(Items from a figure collection)
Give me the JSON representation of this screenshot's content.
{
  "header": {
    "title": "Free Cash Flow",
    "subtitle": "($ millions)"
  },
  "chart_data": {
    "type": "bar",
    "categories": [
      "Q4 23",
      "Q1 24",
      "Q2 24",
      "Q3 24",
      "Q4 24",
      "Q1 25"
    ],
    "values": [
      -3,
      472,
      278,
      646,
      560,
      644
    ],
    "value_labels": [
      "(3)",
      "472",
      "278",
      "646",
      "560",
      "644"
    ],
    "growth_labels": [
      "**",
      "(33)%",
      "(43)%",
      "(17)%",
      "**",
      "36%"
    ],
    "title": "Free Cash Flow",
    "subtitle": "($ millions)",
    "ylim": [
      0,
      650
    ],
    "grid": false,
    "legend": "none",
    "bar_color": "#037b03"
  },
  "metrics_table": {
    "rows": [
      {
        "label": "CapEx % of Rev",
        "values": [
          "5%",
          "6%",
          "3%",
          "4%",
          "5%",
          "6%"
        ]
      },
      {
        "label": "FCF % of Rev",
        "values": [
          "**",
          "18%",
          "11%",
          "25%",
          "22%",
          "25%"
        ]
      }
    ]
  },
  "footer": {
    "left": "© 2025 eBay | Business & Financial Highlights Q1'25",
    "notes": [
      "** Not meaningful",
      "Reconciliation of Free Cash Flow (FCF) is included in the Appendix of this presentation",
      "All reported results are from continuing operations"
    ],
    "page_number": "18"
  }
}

■ **Exercise instructions**: Faithfully copy every entry, leaving nothing out.

■ **Result of the exercise**:
Give me the JSON representation of this screenshot's content.
{
  "header": {
    "title": "Free Cash Flow",
    "subtitle": "($ millions)"
  },
  "chart_data": {
    "type": "bar",
    "categories": [
      "Q4 23",
      "Q1 24",
      "Q2 24",
      "Q3 24",
      "Q4 24",
      "Q1 25"
    ],
    "values": [
      -3,
      472,
      278,
      646,
      560,
      644
    ],
    "value_labels": [
      "(3)",
      "472",
      "278",
      "646",
      "560",
      "644"
    ],
    "growth_labels": [
      "**",
      "(33)%",
      "(43)%",
      "(17)%",
      "**",
      "36%"
    ],
    "title": "Free Cash Flow",
    "subtitle": "($ millions)",
    "ylim": [
      0,
      650
    ],
    "grid": false,
    "legend": "none",
    "bar_color": "#037b03"
  },
  "metrics_table": {
    "rows": [
      {
        "label": "CapEx % of Rev",
        "values": [
          "5%",
          "6%",
          "3%",
          "4%",
          "5%",
          "6%"
        ]
      },
      {
        "label": "FCF % of Rev",
        "values": [
          "**",
          "18%",
          "11%",
          "25%",
          "22%",
          "25%"
        ]
      }
    ]
  },
  "footer": {
    "left": "© 2025 eBay | Business & Financial Highlights Q1'25",
    "notes": [
      "** Not meaningful",
      "Reconciliation of Free Cash Flow (FCF) is included in the Appendix of this presentation",
      "All reported results are from continuing operations"
    ],
    "page_number": "18"
  }
}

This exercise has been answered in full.